> _WHAT YOU SHOULD DO_: Copy out the lines that have "structured" in them.

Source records

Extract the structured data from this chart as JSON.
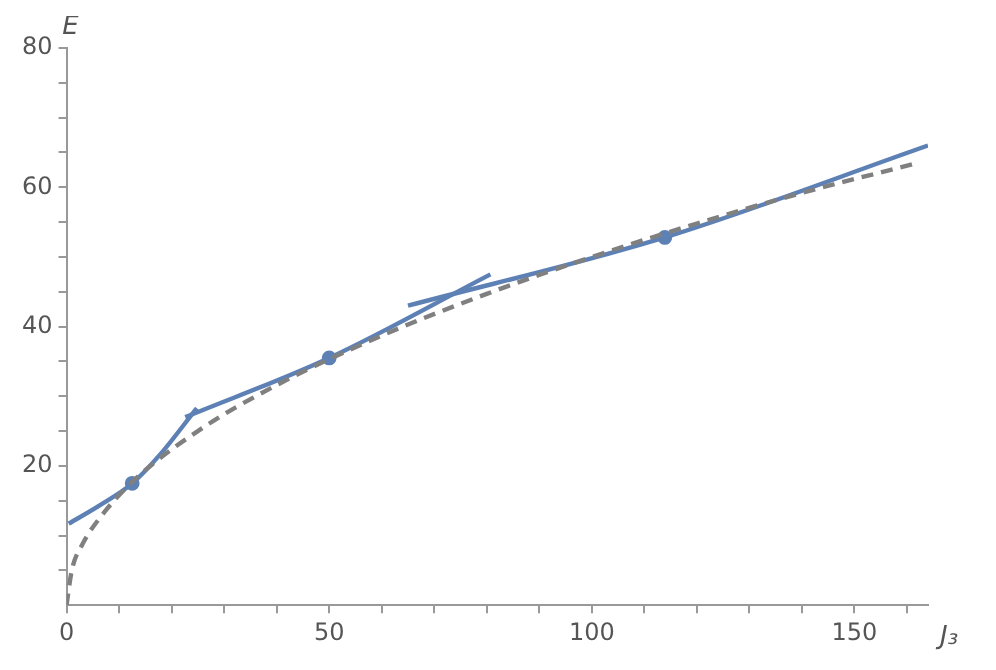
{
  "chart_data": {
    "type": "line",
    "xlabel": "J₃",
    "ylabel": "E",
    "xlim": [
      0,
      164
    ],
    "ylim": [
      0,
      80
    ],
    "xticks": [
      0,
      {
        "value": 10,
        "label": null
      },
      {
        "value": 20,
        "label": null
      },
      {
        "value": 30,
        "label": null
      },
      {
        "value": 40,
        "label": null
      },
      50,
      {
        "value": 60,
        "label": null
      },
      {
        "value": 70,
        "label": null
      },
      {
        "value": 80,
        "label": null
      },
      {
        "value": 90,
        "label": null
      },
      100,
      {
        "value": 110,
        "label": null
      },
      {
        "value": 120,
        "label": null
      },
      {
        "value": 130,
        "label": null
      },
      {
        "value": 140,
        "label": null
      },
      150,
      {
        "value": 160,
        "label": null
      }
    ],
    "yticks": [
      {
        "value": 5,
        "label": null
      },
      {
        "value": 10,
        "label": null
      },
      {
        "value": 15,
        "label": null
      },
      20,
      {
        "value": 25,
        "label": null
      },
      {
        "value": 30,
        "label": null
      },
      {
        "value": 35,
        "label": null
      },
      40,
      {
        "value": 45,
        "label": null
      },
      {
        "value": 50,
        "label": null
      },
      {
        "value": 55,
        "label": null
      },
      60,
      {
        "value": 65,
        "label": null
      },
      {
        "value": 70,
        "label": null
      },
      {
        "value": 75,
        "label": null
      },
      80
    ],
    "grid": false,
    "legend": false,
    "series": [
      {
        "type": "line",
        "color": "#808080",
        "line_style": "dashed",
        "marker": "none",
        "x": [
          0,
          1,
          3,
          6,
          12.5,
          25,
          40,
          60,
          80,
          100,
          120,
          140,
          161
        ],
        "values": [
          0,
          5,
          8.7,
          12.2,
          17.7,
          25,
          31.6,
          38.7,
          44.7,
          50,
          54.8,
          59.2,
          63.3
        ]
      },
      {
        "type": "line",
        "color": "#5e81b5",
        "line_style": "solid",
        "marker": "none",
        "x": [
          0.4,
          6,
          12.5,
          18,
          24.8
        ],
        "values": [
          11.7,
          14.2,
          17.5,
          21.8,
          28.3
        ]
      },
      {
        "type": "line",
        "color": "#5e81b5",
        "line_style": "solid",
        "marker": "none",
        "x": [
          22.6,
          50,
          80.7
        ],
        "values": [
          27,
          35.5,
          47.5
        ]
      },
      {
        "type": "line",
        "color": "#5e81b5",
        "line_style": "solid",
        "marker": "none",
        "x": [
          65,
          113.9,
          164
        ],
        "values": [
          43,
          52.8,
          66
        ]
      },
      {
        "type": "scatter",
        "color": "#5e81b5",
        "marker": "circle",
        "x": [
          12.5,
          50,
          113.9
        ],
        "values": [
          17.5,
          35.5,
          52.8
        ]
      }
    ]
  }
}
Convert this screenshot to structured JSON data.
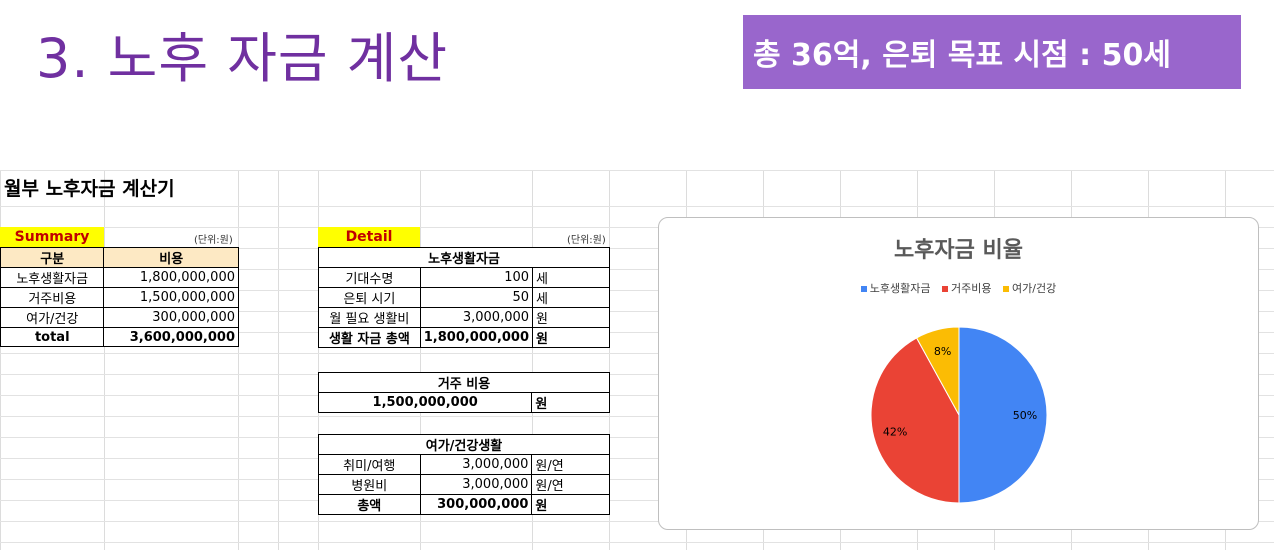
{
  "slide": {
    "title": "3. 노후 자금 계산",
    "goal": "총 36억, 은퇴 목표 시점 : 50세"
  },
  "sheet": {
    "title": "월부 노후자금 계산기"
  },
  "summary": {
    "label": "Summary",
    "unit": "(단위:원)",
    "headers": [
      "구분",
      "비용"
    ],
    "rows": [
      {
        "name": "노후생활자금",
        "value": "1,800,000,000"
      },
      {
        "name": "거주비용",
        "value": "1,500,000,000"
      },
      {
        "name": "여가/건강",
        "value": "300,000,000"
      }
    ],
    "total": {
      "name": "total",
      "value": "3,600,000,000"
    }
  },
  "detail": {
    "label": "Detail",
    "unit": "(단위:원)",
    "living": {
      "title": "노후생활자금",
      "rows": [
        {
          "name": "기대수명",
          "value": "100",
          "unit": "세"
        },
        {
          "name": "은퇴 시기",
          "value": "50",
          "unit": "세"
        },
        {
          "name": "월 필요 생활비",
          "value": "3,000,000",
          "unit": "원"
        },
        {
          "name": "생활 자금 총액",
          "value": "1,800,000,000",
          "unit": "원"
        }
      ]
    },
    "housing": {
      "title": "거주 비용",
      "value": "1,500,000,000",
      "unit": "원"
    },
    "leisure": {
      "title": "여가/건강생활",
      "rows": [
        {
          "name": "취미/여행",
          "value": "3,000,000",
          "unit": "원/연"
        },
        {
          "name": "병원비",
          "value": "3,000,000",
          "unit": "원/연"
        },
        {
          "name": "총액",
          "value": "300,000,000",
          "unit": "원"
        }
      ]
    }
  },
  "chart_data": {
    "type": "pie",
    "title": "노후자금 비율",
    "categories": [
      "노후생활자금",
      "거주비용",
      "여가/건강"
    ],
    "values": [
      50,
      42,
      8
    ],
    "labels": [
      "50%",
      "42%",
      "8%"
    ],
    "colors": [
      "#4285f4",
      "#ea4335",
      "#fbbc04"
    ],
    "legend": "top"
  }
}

> _ANSWER TO THIS EXERCISE_:
Extract the structured data from this chart as JSON.
Convert this screenshot to structured JSON data.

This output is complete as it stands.